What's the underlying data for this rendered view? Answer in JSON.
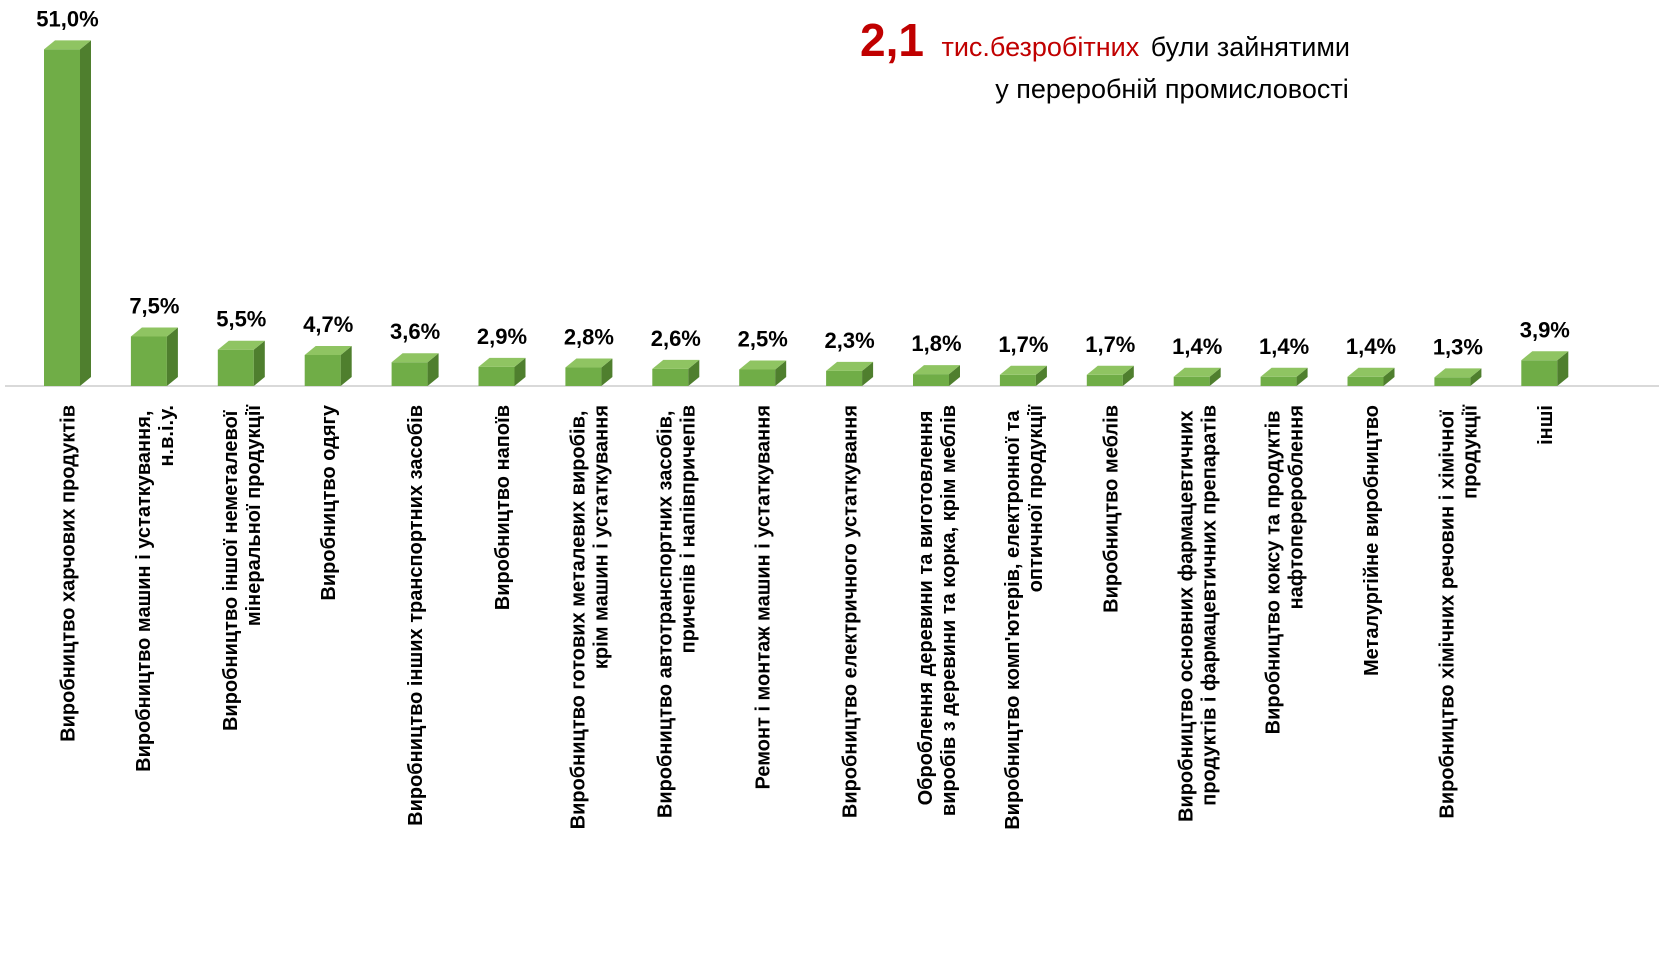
{
  "chart_data": {
    "type": "bar",
    "annotation": {
      "number": "2,1",
      "unit": "тис.безробітних",
      "text": "були зайнятими",
      "line2": "у переробній промисловості"
    },
    "categories": [
      "Виробництво харчових продуктів",
      "Виробництво машин і устаткування, н.в.і.у.",
      "Виробництво іншої неметалевої мінеральної продукції",
      "Виробництво одягу",
      "Виробництво інших транспортних засобів",
      "Виробництво напоїв",
      "Виробництво готових металевих виробів, крім машин і устаткування",
      "Виробництво автотранспортних засобів, причепів і напівпричепів",
      "Ремонт і монтаж машин і устаткування",
      "Виробництво електричного устаткування",
      "Оброблення деревини та виготовлення виробів з деревини та корка, крім меблів",
      "Виробництво комп'ютерів, електронної та оптичної продукції",
      "Виробництво меблів",
      "Виробництво основних фармацевтичних продуктів і фармацевтичних препаратів",
      "Виробництво коксу та продуктів нафтоперероблення",
      "Металургійне виробництво",
      "Виробництво хімічних речовин і хімічної продукції",
      "інші"
    ],
    "values": [
      51.0,
      7.5,
      5.5,
      4.7,
      3.6,
      2.9,
      2.8,
      2.6,
      2.5,
      2.3,
      1.8,
      1.7,
      1.7,
      1.4,
      1.4,
      1.4,
      1.3,
      3.9
    ],
    "value_labels": [
      "51,0%",
      "7,5%",
      "5,5%",
      "4,7%",
      "3,6%",
      "2,9%",
      "2,8%",
      "2,6%",
      "2,5%",
      "2,3%",
      "1,8%",
      "1,7%",
      "1,7%",
      "1,4%",
      "1,4%",
      "1,4%",
      "1,3%",
      "3,9%"
    ],
    "color": "#70ad47"
  }
}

..........

Above is a listing; report how many of its lines include the word "крім", giving the number only.

2